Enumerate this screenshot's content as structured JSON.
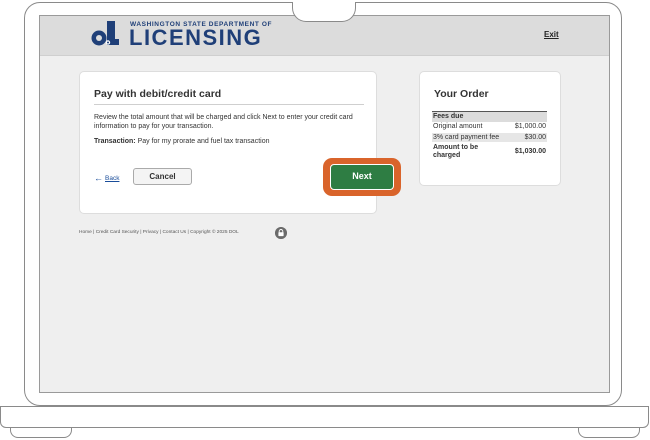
{
  "header": {
    "department_line": "WASHINGTON STATE DEPARTMENT OF",
    "agency_name": "LICENSING",
    "exit_label": "Exit"
  },
  "payment": {
    "title": "Pay with debit/credit card",
    "description": "Review the total amount that will be charged and click Next to enter your credit card information to pay for your transaction.",
    "transaction_label": "Transaction:",
    "transaction_value": "Pay for my prorate and fuel tax transaction",
    "back_label": "Back",
    "cancel_label": "Cancel",
    "next_label": "Next"
  },
  "order": {
    "title": "Your Order",
    "section_label": "Fees due",
    "rows": [
      {
        "label": "Original amount",
        "value": "$1,000.00"
      },
      {
        "label": "3% card payment fee",
        "value": "$30.00"
      },
      {
        "label": "Amount to be charged",
        "value": "$1,030.00"
      }
    ]
  },
  "footer": {
    "links_text": "Home | Credit Card Security | Privacy | Contact Us | Copyright © 2025 DOL"
  },
  "colors": {
    "brand_blue": "#1f3f78",
    "next_green": "#2e7d43",
    "highlight_orange": "#d9642b"
  },
  "icons": [
    "dol-logo-icon",
    "back-arrow-icon",
    "lock-icon"
  ]
}
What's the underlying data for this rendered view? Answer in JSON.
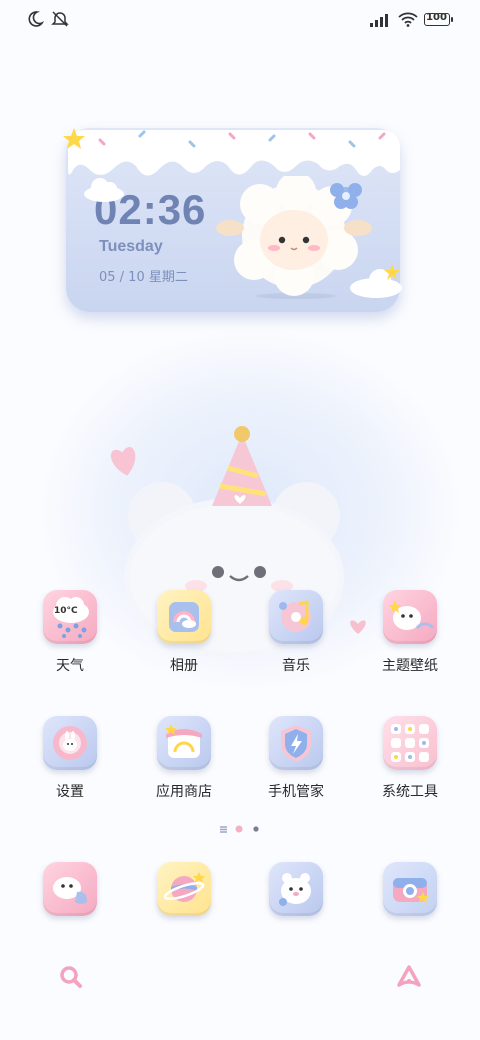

→ Written instruction
Retype the data above exactly; pictures are not part of the copy.

→ The output
Enumerate this screenshot's content as structured JSON.
{
  "header": {
    "department_line": "WASHINGTON STATE DEPARTMENT OF",
    "agency_name": "LICENSING",
    "exit_label": "Exit"
  },
  "payment": {
    "title": "Pay with debit/credit card",
    "description": "Review the total amount that will be charged and click Next to enter your credit card information to pay for your transaction.",
    "transaction_label": "Transaction:",
    "transaction_value": "Pay for my prorate and fuel tax transaction",
    "back_label": "Back",
    "cancel_label": "Cancel",
    "next_label": "Next"
  },
  "order": {
    "title": "Your Order",
    "section_label": "Fees due",
    "rows": [
      {
        "label": "Original amount",
        "value": "$1,000.00"
      },
      {
        "label": "3% card payment fee",
        "value": "$30.00"
      },
      {
        "label": "Amount to be charged",
        "value": "$1,030.00"
      }
    ]
  },
  "footer": {
    "links_text": "Home | Credit Card Security | Privacy | Contact Us | Copyright © 2025 DOL"
  },
  "colors": {
    "brand_blue": "#1f3f78",
    "next_green": "#2e7d43",
    "highlight_orange": "#d9642b"
  },
  "icons": [
    "dol-logo-icon",
    "back-arrow-icon",
    "lock-icon"
  ]
}
What's the underlying data for this rendered view? Answer in JSON.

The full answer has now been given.